**TASK STATEMENT:**
Reproduce the records exactly.
## Start INFORMATION SUPPLIED
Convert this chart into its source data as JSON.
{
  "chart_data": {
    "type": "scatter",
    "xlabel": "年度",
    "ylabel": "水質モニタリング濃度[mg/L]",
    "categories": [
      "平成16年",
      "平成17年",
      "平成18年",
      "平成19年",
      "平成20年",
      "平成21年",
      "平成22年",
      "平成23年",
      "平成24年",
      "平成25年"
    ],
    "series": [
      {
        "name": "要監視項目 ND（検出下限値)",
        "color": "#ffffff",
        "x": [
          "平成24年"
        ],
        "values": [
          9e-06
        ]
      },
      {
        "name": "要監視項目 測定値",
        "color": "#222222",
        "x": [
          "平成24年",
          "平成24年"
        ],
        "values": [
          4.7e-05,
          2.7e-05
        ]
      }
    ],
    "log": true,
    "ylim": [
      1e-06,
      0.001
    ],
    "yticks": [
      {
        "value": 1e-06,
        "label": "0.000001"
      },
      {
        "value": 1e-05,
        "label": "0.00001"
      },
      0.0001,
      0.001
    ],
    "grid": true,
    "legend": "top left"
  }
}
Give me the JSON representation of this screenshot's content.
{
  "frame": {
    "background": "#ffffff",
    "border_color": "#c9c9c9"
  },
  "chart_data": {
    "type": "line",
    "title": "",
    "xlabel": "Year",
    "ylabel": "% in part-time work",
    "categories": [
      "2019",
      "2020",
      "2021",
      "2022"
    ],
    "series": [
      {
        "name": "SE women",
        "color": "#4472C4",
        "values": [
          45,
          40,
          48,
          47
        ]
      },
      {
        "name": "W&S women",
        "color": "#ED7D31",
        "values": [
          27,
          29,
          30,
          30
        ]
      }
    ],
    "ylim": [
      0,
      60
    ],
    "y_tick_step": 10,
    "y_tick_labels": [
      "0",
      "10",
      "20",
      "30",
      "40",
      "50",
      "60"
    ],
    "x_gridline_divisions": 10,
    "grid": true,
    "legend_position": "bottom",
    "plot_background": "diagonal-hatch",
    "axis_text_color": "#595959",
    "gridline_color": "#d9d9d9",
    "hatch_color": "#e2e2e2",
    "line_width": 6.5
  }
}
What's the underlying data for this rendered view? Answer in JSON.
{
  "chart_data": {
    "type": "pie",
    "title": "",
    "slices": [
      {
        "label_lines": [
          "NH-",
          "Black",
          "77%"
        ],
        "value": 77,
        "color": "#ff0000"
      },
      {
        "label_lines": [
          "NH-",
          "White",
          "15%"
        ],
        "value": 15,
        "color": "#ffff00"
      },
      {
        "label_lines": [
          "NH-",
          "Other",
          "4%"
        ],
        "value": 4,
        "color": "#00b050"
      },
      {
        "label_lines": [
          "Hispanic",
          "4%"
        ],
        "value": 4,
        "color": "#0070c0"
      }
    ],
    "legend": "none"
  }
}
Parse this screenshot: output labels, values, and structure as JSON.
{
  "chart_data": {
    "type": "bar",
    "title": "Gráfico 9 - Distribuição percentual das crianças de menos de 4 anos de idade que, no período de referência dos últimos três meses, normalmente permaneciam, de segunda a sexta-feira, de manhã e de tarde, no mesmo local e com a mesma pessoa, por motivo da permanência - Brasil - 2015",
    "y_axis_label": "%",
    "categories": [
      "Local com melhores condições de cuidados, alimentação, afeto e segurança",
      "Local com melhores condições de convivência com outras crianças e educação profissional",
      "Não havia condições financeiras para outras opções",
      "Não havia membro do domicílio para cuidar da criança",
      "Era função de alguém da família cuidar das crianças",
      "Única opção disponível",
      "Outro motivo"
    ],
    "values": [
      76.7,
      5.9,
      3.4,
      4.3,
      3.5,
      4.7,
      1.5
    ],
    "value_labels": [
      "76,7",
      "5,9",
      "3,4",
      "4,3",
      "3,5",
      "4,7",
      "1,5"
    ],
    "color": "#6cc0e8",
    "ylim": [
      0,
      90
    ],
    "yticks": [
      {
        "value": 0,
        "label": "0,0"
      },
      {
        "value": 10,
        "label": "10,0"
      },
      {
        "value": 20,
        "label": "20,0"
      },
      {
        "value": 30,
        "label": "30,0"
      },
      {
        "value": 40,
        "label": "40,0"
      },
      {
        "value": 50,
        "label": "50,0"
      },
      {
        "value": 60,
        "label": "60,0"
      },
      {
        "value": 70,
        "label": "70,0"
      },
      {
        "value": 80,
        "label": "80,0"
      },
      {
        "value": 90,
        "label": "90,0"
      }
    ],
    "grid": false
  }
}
## End INFORMATION SUPPLIED
**OUTPUT FOR THIS EXERCISE:**
Convert this chart into its source data as JSON.
{
  "chart_data": {
    "type": "scatter",
    "xlabel": "年度",
    "ylabel": "水質モニタリング濃度[mg/L]",
    "categories": [
      "平成16年",
      "平成17年",
      "平成18年",
      "平成19年",
      "平成20年",
      "平成21年",
      "平成22年",
      "平成23年",
      "平成24年",
      "平成25年"
    ],
    "series": [
      {
        "name": "要監視項目 ND（検出下限値)",
        "color": "#ffffff",
        "x": [
          "平成24年"
        ],
        "values": [
          9e-06
        ]
      },
      {
        "name": "要監視項目 測定値",
        "color": "#222222",
        "x": [
          "平成24年",
          "平成24年"
        ],
        "values": [
          4.7e-05,
          2.7e-05
        ]
      }
    ],
    "log": true,
    "ylim": [
      1e-06,
      0.001
    ],
    "yticks": [
      {
        "value": 1e-06,
        "label": "0.000001"
      },
      {
        "value": 1e-05,
        "label": "0.00001"
      },
      0.0001,
      0.001
    ],
    "grid": true,
    "legend": "top left"
  }
}
Give me the JSON representation of this screenshot's content.
{
  "frame": {
    "background": "#ffffff",
    "border_color": "#c9c9c9"
  },
  "chart_data": {
    "type": "line",
    "title": "",
    "xlabel": "Year",
    "ylabel": "% in part-time work",
    "categories": [
      "2019",
      "2020",
      "2021",
      "2022"
    ],
    "series": [
      {
        "name": "SE women",
        "color": "#4472C4",
        "values": [
          45,
          40,
          48,
          47
        ]
      },
      {
        "name": "W&S women",
        "color": "#ED7D31",
        "values": [
          27,
          29,
          30,
          30
        ]
      }
    ],
    "ylim": [
      0,
      60
    ],
    "y_tick_step": 10,
    "y_tick_labels": [
      "0",
      "10",
      "20",
      "30",
      "40",
      "50",
      "60"
    ],
    "x_gridline_divisions": 10,
    "grid": true,
    "legend_position": "bottom",
    "plot_background": "diagonal-hatch",
    "axis_text_color": "#595959",
    "gridline_color": "#d9d9d9",
    "hatch_color": "#e2e2e2",
    "line_width": 6.5
  }
}
What's the underlying data for this rendered view? Answer in JSON.
{
  "chart_data": {
    "type": "pie",
    "title": "",
    "slices": [
      {
        "label_lines": [
          "NH-",
          "Black",
          "77%"
        ],
        "value": 77,
        "color": "#ff0000"
      },
      {
        "label_lines": [
          "NH-",
          "White",
          "15%"
        ],
        "value": 15,
        "color": "#ffff00"
      },
      {
        "label_lines": [
          "NH-",
          "Other",
          "4%"
        ],
        "value": 4,
        "color": "#00b050"
      },
      {
        "label_lines": [
          "Hispanic",
          "4%"
        ],
        "value": 4,
        "color": "#0070c0"
      }
    ],
    "legend": "none"
  }
}
Parse this screenshot: output labels, values, and structure as JSON.
{
  "chart_data": {
    "type": "bar",
    "title": "Gráfico 9 - Distribuição percentual das crianças de menos de 4 anos de idade que, no período de referência dos últimos três meses, normalmente permaneciam, de segunda a sexta-feira, de manhã e de tarde, no mesmo local e com a mesma pessoa, por motivo da permanência - Brasil - 2015",
    "y_axis_label": "%",
    "categories": [
      "Local com melhores condições de cuidados, alimentação, afeto e segurança",
      "Local com melhores condições de convivência com outras crianças e educação profissional",
      "Não havia condições financeiras para outras opções",
      "Não havia membro do domicílio para cuidar da criança",
      "Era função de alguém da família cuidar das crianças",
      "Única opção disponível",
      "Outro motivo"
    ],
    "values": [
      76.7,
      5.9,
      3.4,
      4.3,
      3.5,
      4.7,
      1.5
    ],
    "value_labels": [
      "76,7",
      "5,9",
      "3,4",
      "4,3",
      "3,5",
      "4,7",
      "1,5"
    ],
    "color": "#6cc0e8",
    "ylim": [
      0,
      90
    ],
    "yticks": [
      {
        "value": 0,
        "label": "0,0"
      },
      {
        "value": 10,
        "label": "10,0"
      },
      {
        "value": 20,
        "label": "20,0"
      },
      {
        "value": 30,
        "label": "30,0"
      },
      {
        "value": 40,
        "label": "40,0"
      },
      {
        "value": 50,
        "label": "50,0"
      },
      {
        "value": 60,
        "label": "60,0"
      },
      {
        "value": 70,
        "label": "70,0"
      },
      {
        "value": 80,
        "label": "80,0"
      },
      {
        "value": 90,
        "label": "90,0"
      }
    ],
    "grid": false
  }
}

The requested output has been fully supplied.